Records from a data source
..............................
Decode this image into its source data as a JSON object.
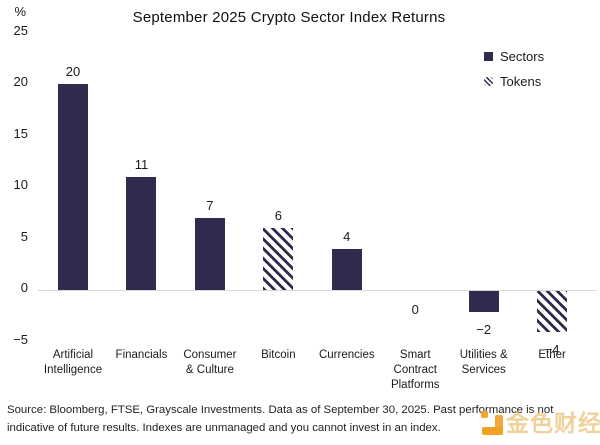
{
  "header": {
    "percent_label": "%",
    "title": "September 2025 Crypto Sector Index Returns"
  },
  "legend": [
    {
      "label": "Sectors",
      "style": "solid"
    },
    {
      "label": "Tokens",
      "style": "hatched"
    }
  ],
  "chart_data": {
    "type": "bar",
    "title": "September 2025 Crypto Sector Index Returns",
    "xlabel": "",
    "ylabel": "%",
    "ylim": [
      -5,
      25
    ],
    "yticks": [
      25,
      20,
      15,
      10,
      5,
      0,
      -5
    ],
    "grid": false,
    "legend_position": "top-right",
    "bar_color": "#32294f",
    "categories": [
      "Artificial Intelligence",
      "Financials",
      "Consumer & Culture",
      "Bitcoin",
      "Currencies",
      "Smart Contract Platforms",
      "Utilities & Services",
      "Ether"
    ],
    "category_lines": [
      [
        "Artificial",
        "Intelligence"
      ],
      [
        "Financials"
      ],
      [
        "Consumer",
        "& Culture"
      ],
      [
        "Bitcoin"
      ],
      [
        "Currencies"
      ],
      [
        "Smart",
        "Contract",
        "Platforms"
      ],
      [
        "Utilities &",
        "Services"
      ],
      [
        "Ether"
      ]
    ],
    "values": [
      20,
      11,
      7,
      6,
      4,
      0,
      -2,
      -4
    ],
    "styles": [
      "solid",
      "solid",
      "solid",
      "hatched",
      "solid",
      "solid",
      "solid",
      "hatched"
    ],
    "series_legend": {
      "solid": "Sectors",
      "hatched": "Tokens"
    }
  },
  "footer": {
    "source_line1": "Source: Bloomberg, FTSE, Grayscale Investments. Data as of September 30, 2025. Past performance is not",
    "source_line2": "indicative of future results. Indexes are unmanaged and you cannot invest in an index."
  },
  "watermark": {
    "text": "金色财经"
  }
}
..............................
**Stated goal**
Search the data for the word "hatched" and copy each line where it appears.

**Answer for this exercise**
      "style": "hatched"
      "hatched",
      "hatched"
      "hatched": "Tokens"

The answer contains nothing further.